▶ **TASK STATEMENT**
Keep only those lines of the records that include the string "favourite".

Data records
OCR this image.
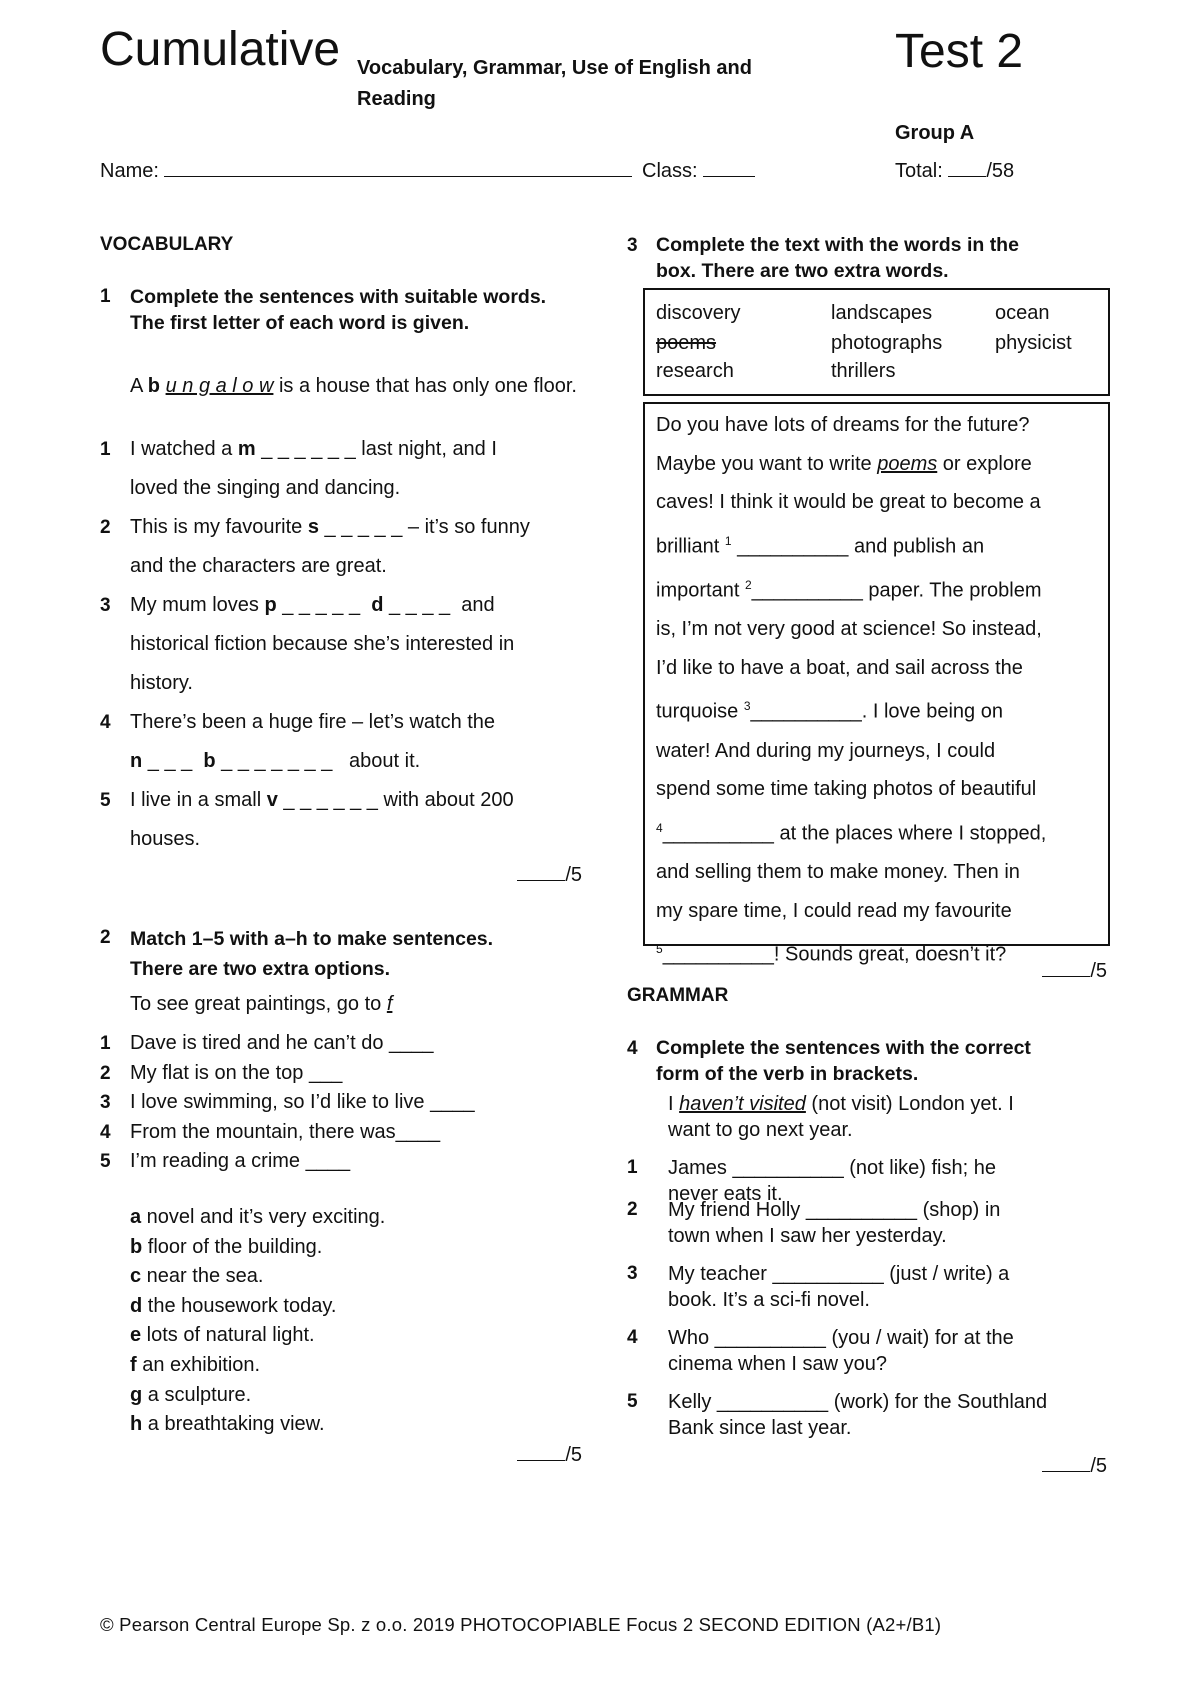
Cumulative Vocabulary, Grammar, Use of English and
Reading
Test 2
Group A
Name:	Class:	Total: /58
VOCABULARY
1 Complete the sentences with suitable words. The first letter of each word is given.
A b u n g a l o w is a house that has only one floor.
1 I watched a m _ _ _ _ _ _ last night, and I
loved the singing and dancing.
2 This is my favourite s _ _ _ _ _ – it’s so funny
and the characters are great.
3 My mum loves p _ _ _ _ _  d _ _ _ _  and
historical fiction because she’s interested in
history.
4 There’s been a huge fire – let’s watch the
n _ _ _  b _ _ _ _ _ _ _   about it.
5 I live in a small v _ _ _ _ _ _ with about 200
houses.
/5
2 Match 1–5 with a–h to make sentences.
There are two extra options.
To see great paintings, go to f
1 Dave is tired and he can’t do ____
2 My flat is on the top ___
3 I love swimming, so I’d like to live ____
4 From the mountain, there was____
5 I’m reading a crime ____
a novel and it’s very exciting.
b floor of the building.
c near the sea.
d the housework today.
e lots of natural light.
f an exhibition.
g a sculpture.
h a breathtaking view.
/5
3 Complete the text with the words in the
box. There are two extra words.
discovery	landscapes	ocean
poems	photographs	physicist
research	thrillers
Do you have lots of dreams for the future?
Maybe you want to write poems or explore
caves! I think it would be great to become a
brilliant $^1$ __________ and publish an
important $^2$__________ paper. The problem
is, I’m not very good at science! So instead,
I’d like to have a boat, and sail across the
turquoise $^3$__________. I love being on
water! And during my journeys, I could
spend some time taking photos of beautiful
$^4$__________ at the places where I stopped,
and selling them to make money. Then in
my spare time, I could read my favourite
$^5$__________! Sounds great, doesn’t it?
/5
GRAMMAR
4 Complete the sentences with the correct
form of the verb in brackets.
I haven’t visited (not visit) London yet. I
want to go next year.
1 James __________ (not like) fish; he
never eats it.
2 My friend Holly __________ (shop) in
town when I saw her yesterday.
3 My teacher __________ (just / write) a
book. It’s a sci-fi novel.
4 Who __________ (you / wait) for at the
cinema when I saw you?
5 Kelly __________ (work) for the Southland
Bank since last year.
/5
© Pearson Central Europe Sp. z o.o. 2019 PHOTOCOPIABLE Focus 2 SECOND EDITION (A2+/B1)
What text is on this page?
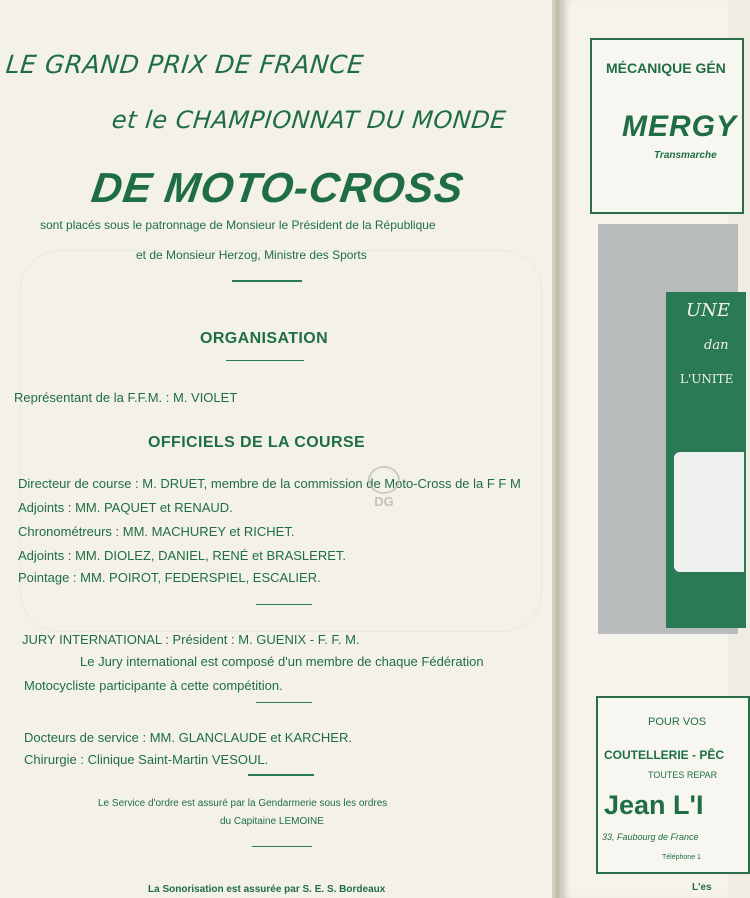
LE GRAND PRIX DE FRANCE
et le CHAMPIONNAT DU MONDE
DE MOTO-CROSS
sont placés sous le patronnage de Monsieur le Président de la République
et de Monsieur Herzog, Ministre des Sports
ORGANISATION
Représentant de la F.F.M. : M. VIOLET
OFFICIELS DE LA COURSE
Directeur de course : M. DRUET, membre de la commission de Moto-Cross de la F F M
Adjoints : MM. PAQUET et RENAUD.
Chronométreurs : MM. MACHUREY et RICHET.
Adjoints : MM. DIOLEZ, DANIEL, RENÉ et BRASLERET.
Pointage : MM. POIROT, FEDERSPIEL, ESCALIER.
DG
JURY INTERNATIONAL : Président : M. GUENIX - F. F. M.
Le Jury international est composé d'un membre de chaque Fédération
Motocycliste participante à cette compétition.
Docteurs de service : MM. GLANCLAUDE et KARCHER.
Chirurgie : Clinique Saint-Martin VESOUL.
Le Service d'ordre est assuré par la Gendarmerie sous les ordres
du Capitaine LEMOINE
La Sonorisation est assurée par S. E. S. Bordeaux
MÉCANIQUE GÉN
MERGY
Transmarche
UNE
dan
L'UNITE
POUR VOS
COUTELLERIE - PÊC
TOUTES REPAR
Jean L'I
33, Faubourg de France
Téléphone 1
L'es
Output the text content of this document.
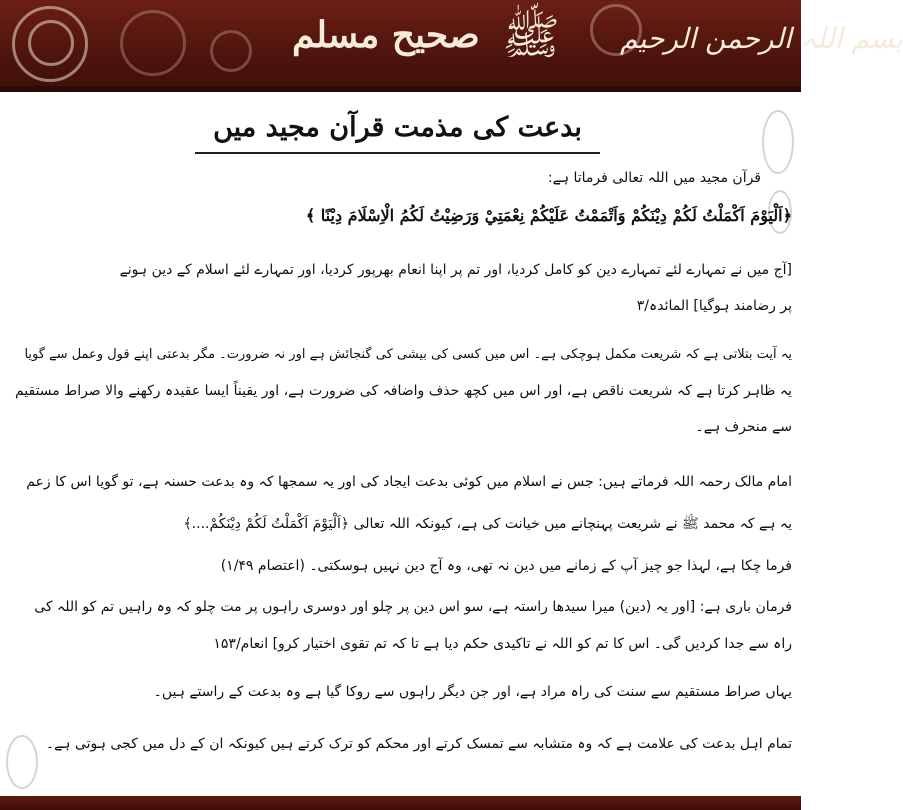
بسم اللہ الرحمن الرحیم
ﷺ
صحیح مسلم
بدعت کی مذمت قرآن مجید میں
قرآن مجید میں اللہ تعالی فرماتا ہے:
﴿اَلْيَوْمَ اَكْمَلْتُ لَكُمْ دِيْنَكُمْ وَاَتْمَمْتُ عَلَيْكُمْ نِعْمَتِيْ وَرَضِيْتُ لَكُمُ الْاِسْلَامَ دِيْنًا ﴾
[آج میں نے تمہارے لئے تمہارے دین کو کامل کردیا، اور تم پر اپنا انعام بھرپور کردیا، اور تمہارے لئے اسلام کے دین ہونے
پر رضامند ہوگیا] المائدہ/۳
یہ آیت بتلاتی ہے کہ شریعت مکمل ہوچکی ہے۔ اس میں کسی کی بیشی کی گنجائش ہے اور نہ ضرورت۔ مگر بدعتی اپنے قول وعمل سے گویا
یہ ظاہر کرتا ہے کہ شریعت ناقص ہے، اور اس میں کچھ حذف واضافہ کی ضرورت ہے، اور یقیناً ایسا عقیدہ رکھنے والا صراط مستقیم
سے منحرف ہے۔
امام مالک رحمہ اللہ فرماتے ہیں: جس نے اسلام میں کوئی بدعت ایجاد کی اور یہ سمجھا کہ وہ بدعت حسنہ ہے، تو گویا اس کا زعم
یہ ہے کہ محمد ﷺ نے شریعت پہنچانے میں خیانت کی ہے، کیونکہ اللہ تعالی ﴿اَلْيَوْمَ اَكْمَلْتُ لَكُمْ دِيْنَكُمْ....﴾
فرما چکا ہے، لہذا جو چیز آپ کے زمانے میں دین نہ تھی، وہ آج دین نہیں ہوسکتی۔ (اعتصام ۱/۴۹)
فرمان باری ہے: [اور یہ (دین) میرا سیدھا راستہ ہے، سو اس دین پر چلو اور دوسری راہوں پر مت چلو کہ وہ راہیں تم کو اللہ کی
راہ سے جدا کردیں گی۔ اس کا تم کو اللہ نے تاکیدی حکم دیا ہے تا کہ تم تقوی اختیار کرو] انعام/۱۵۳
یہاں صراط مستقیم سے سنت کی راہ مراد ہے، اور جن دیگر راہوں سے روکا گیا ہے وہ بدعت کے راستے ہیں۔
تمام اہل بدعت کی علامت ہے کہ وہ متشابہ سے تمسک کرتے اور محکم کو ترک کرتے ہیں کیونکہ ان کے دل میں کجی ہوتی ہے۔
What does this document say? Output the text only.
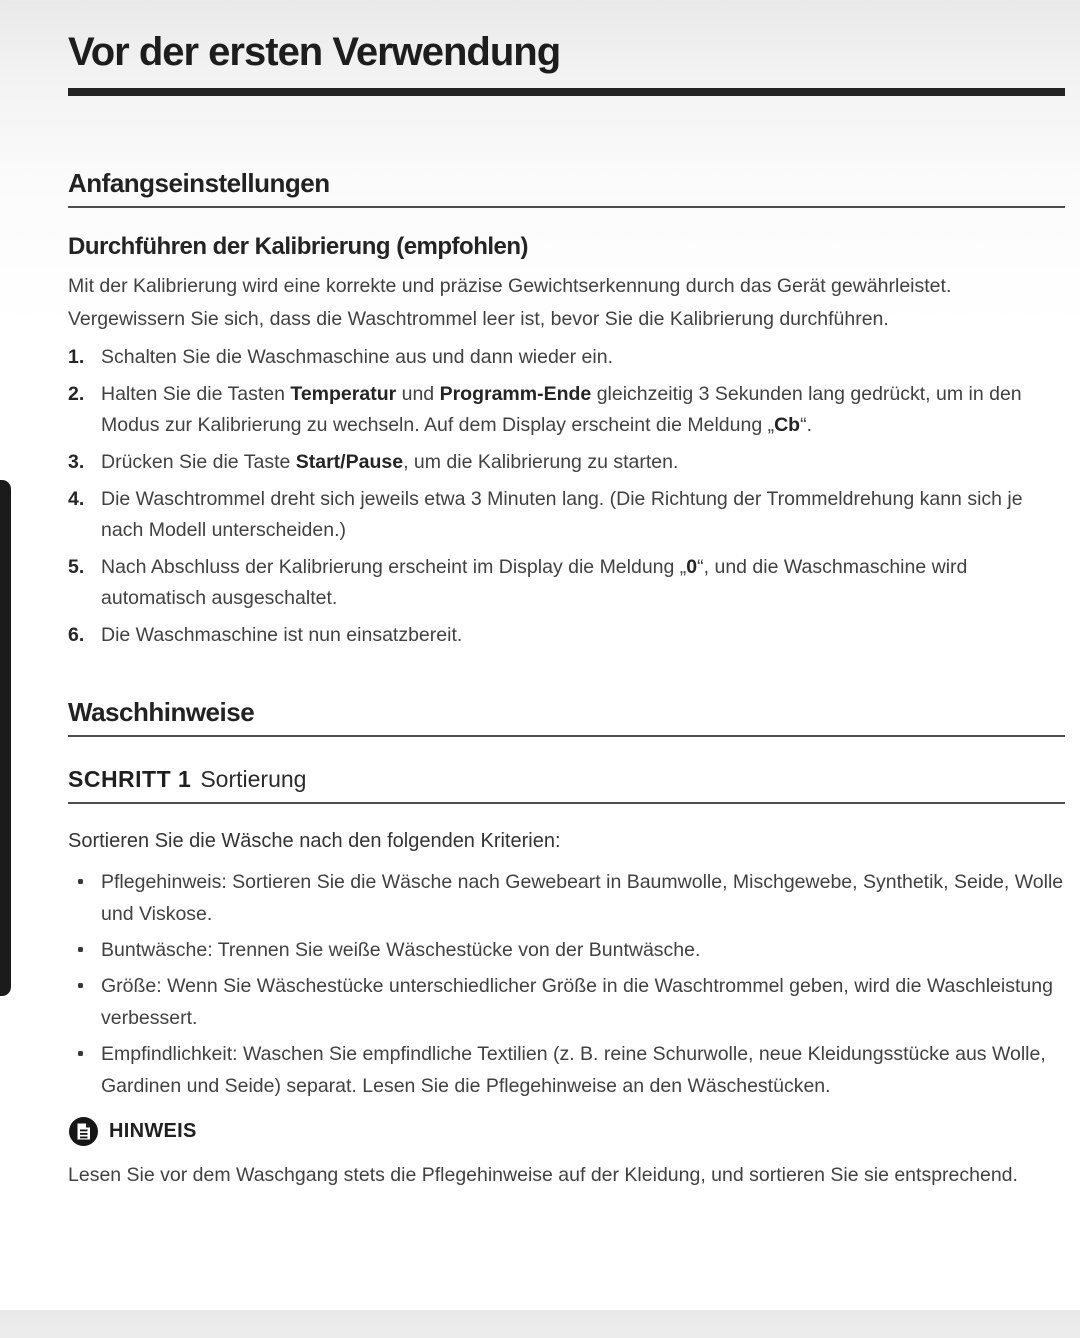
Vor der ersten Verwendung
Anfangseinstellungen
Durchführen der Kalibrierung (empfohlen)

Mit der Kalibrierung wird eine korrekte und präzise Gewichtserkennung durch das Gerät gewährleistet. Vergewissern Sie sich, dass die Waschtrommel leer ist, bevor Sie die Kalibrierung durchführen.

1. Schalten Sie die Waschmaschine aus und dann wieder ein.
2. Halten Sie die Tasten Temperatur und Programm-Ende gleichzeitig 3 Sekunden lang gedrückt, um in den Modus zur Kalibrierung zu wechseln. Auf dem Display erscheint die Meldung „Cb“.
3. Drücken Sie die Taste Start/Pause, um die Kalibrierung zu starten.
4. Die Waschtrommel dreht sich jeweils etwa 3 Minuten lang. (Die Richtung der Trommeldrehung kann sich je nach Modell unterscheiden.)
5. Nach Abschluss der Kalibrierung erscheint im Display die Meldung „0“, und die Waschmaschine wird automatisch ausgeschaltet.
6. Die Waschmaschine ist nun einsatzbereit.
Waschhinweise
SCHRITT 1 Sortierung

Sortieren Sie die Wäsche nach den folgenden Kriterien:

Pflegehinweis: Sortieren Sie die Wäsche nach Gewebeart in Baumwolle, Mischgewebe, Synthetik, Seide, Wolle und Viskose.
Buntwäsche: Trennen Sie weiße Wäschestücke von der Buntwäsche.
Größe: Wenn Sie Wäschestücke unterschiedlicher Größe in die Waschtrommel geben, wird die Waschleistung verbessert.
Empfindlichkeit: Waschen Sie empfindliche Textilien (z. B. reine Schurwolle, neue Kleidungsstücke aus Wolle, Gardinen und Seide) separat. Lesen Sie die Pflegehinweise an den Wäschestücken.
HINWEIS

Lesen Sie vor dem Waschgang stets die Pflegehinweise auf der Kleidung, und sortieren Sie sie entsprechend.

▶ **FINISHED TASK**
2 This is my favourite s _ _ _ _ _ – it’s so funny
my spare time, I could read my favourite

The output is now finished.